++++ Provided records ++++
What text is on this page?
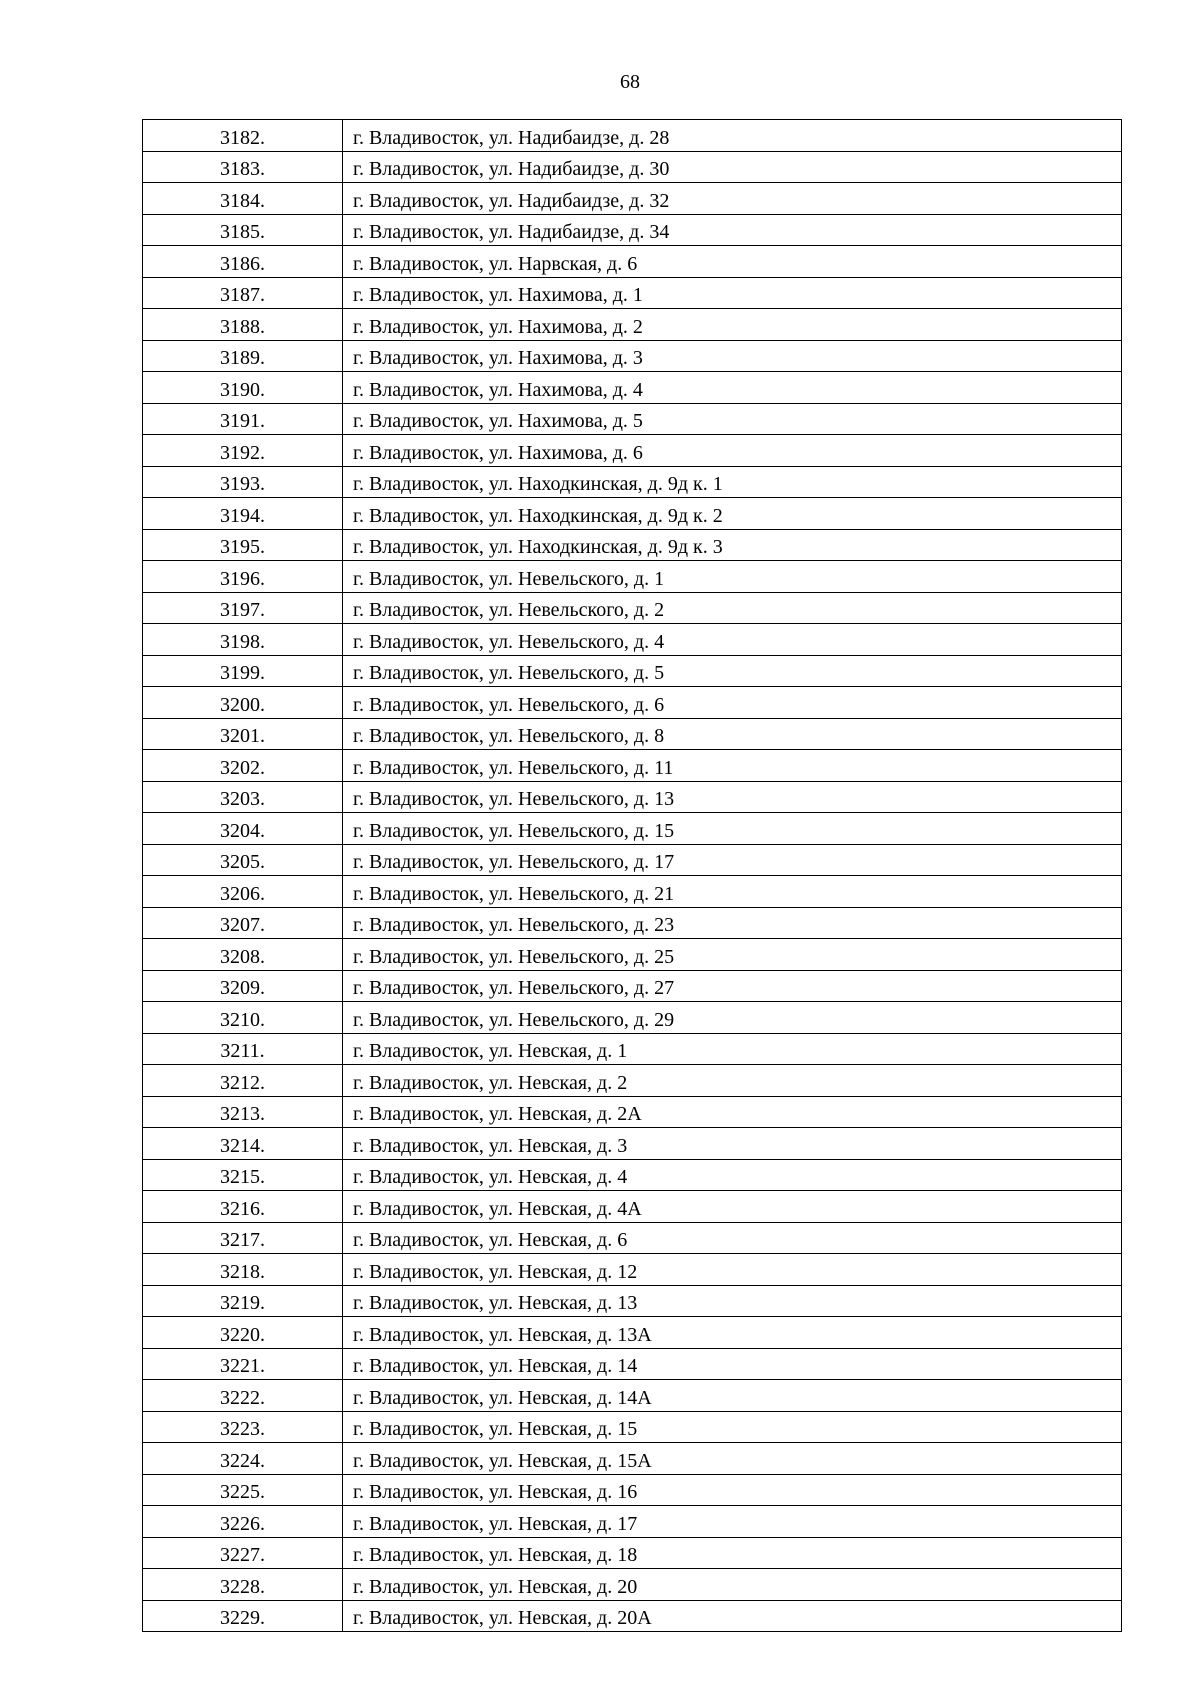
68
3182.	г. Владивосток, ул. Надибаидзе, д. 28
3183.	г. Владивосток, ул. Надибаидзе, д. 30
3184.	г. Владивосток, ул. Надибаидзе, д. 32
3185.	г. Владивосток, ул. Надибаидзе, д. 34
3186.	г. Владивосток, ул. Нарвская, д. 6
3187.	г. Владивосток, ул. Нахимова, д. 1
3188.	г. Владивосток, ул. Нахимова, д. 2
3189.	г. Владивосток, ул. Нахимова, д. 3
3190.	г. Владивосток, ул. Нахимова, д. 4
3191.	г. Владивосток, ул. Нахимова, д. 5
3192.	г. Владивосток, ул. Нахимова, д. 6
3193.	г. Владивосток, ул. Находкинская, д. 9д к. 1
3194.	г. Владивосток, ул. Находкинская, д. 9д к. 2
3195.	г. Владивосток, ул. Находкинская, д. 9д к. 3
3196.	г. Владивосток, ул. Невельского, д. 1
3197.	г. Владивосток, ул. Невельского, д. 2
3198.	г. Владивосток, ул. Невельского, д. 4
3199.	г. Владивосток, ул. Невельского, д. 5
3200.	г. Владивосток, ул. Невельского, д. 6
3201.	г. Владивосток, ул. Невельского, д. 8
3202.	г. Владивосток, ул. Невельского, д. 11
3203.	г. Владивосток, ул. Невельского, д. 13
3204.	г. Владивосток, ул. Невельского, д. 15
3205.	г. Владивосток, ул. Невельского, д. 17
3206.	г. Владивосток, ул. Невельского, д. 21
3207.	г. Владивосток, ул. Невельского, д. 23
3208.	г. Владивосток, ул. Невельского, д. 25
3209.	г. Владивосток, ул. Невельского, д. 27
3210.	г. Владивосток, ул. Невельского, д. 29
3211.	г. Владивосток, ул. Невская, д. 1
3212.	г. Владивосток, ул. Невская, д. 2
3213.	г. Владивосток, ул. Невская, д. 2А
3214.	г. Владивосток, ул. Невская, д. 3
3215.	г. Владивосток, ул. Невская, д. 4
3216.	г. Владивосток, ул. Невская, д. 4А
3217.	г. Владивосток, ул. Невская, д. 6
3218.	г. Владивосток, ул. Невская, д. 12
3219.	г. Владивосток, ул. Невская, д. 13
3220.	г. Владивосток, ул. Невская, д. 13А
3221.	г. Владивосток, ул. Невская, д. 14
3222.	г. Владивосток, ул. Невская, д. 14А
3223.	г. Владивосток, ул. Невская, д. 15
3224.	г. Владивосток, ул. Невская, д. 15А
3225.	г. Владивосток, ул. Невская, д. 16
3226.	г. Владивосток, ул. Невская, д. 17
3227.	г. Владивосток, ул. Невская, д. 18
3228.	г. Владивосток, ул. Невская, д. 20
3229.	г. Владивосток, ул. Невская, д. 20А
++++
### [Work to be completed]
Leave the images out, please, and restate each line word for word.

### [Exercise response]
What text is on this page?
68
3182.	г. Владивосток, ул. Надибаидзе, д. 28
3183.	г. Владивосток, ул. Надибаидзе, д. 30
3184.	г. Владивосток, ул. Надибаидзе, д. 32
3185.	г. Владивосток, ул. Надибаидзе, д. 34
3186.	г. Владивосток, ул. Нарвская, д. 6
3187.	г. Владивосток, ул. Нахимова, д. 1
3188.	г. Владивосток, ул. Нахимова, д. 2
3189.	г. Владивосток, ул. Нахимова, д. 3
3190.	г. Владивосток, ул. Нахимова, д. 4
3191.	г. Владивосток, ул. Нахимова, д. 5
3192.	г. Владивосток, ул. Нахимова, д. 6
3193.	г. Владивосток, ул. Находкинская, д. 9д к. 1
3194.	г. Владивосток, ул. Находкинская, д. 9д к. 2
3195.	г. Владивосток, ул. Находкинская, д. 9д к. 3
3196.	г. Владивосток, ул. Невельского, д. 1
3197.	г. Владивосток, ул. Невельского, д. 2
3198.	г. Владивосток, ул. Невельского, д. 4
3199.	г. Владивосток, ул. Невельского, д. 5
3200.	г. Владивосток, ул. Невельского, д. 6
3201.	г. Владивосток, ул. Невельского, д. 8
3202.	г. Владивосток, ул. Невельского, д. 11
3203.	г. Владивосток, ул. Невельского, д. 13
3204.	г. Владивосток, ул. Невельского, д. 15
3205.	г. Владивосток, ул. Невельского, д. 17
3206.	г. Владивосток, ул. Невельского, д. 21
3207.	г. Владивосток, ул. Невельского, д. 23
3208.	г. Владивосток, ул. Невельского, д. 25
3209.	г. Владивосток, ул. Невельского, д. 27
3210.	г. Владивосток, ул. Невельского, д. 29
3211.	г. Владивосток, ул. Невская, д. 1
3212.	г. Владивосток, ул. Невская, д. 2
3213.	г. Владивосток, ул. Невская, д. 2А
3214.	г. Владивосток, ул. Невская, д. 3
3215.	г. Владивосток, ул. Невская, д. 4
3216.	г. Владивосток, ул. Невская, д. 4А
3217.	г. Владивосток, ул. Невская, д. 6
3218.	г. Владивосток, ул. Невская, д. 12
3219.	г. Владивосток, ул. Невская, д. 13
3220.	г. Владивосток, ул. Невская, д. 13А
3221.	г. Владивосток, ул. Невская, д. 14
3222.	г. Владивосток, ул. Невская, д. 14А
3223.	г. Владивосток, ул. Невская, д. 15
3224.	г. Владивосток, ул. Невская, д. 15А
3225.	г. Владивосток, ул. Невская, д. 16
3226.	г. Владивосток, ул. Невская, д. 17
3227.	г. Владивосток, ул. Невская, д. 18
3228.	г. Владивосток, ул. Невская, д. 20
3229.	г. Владивосток, ул. Невская, д. 20А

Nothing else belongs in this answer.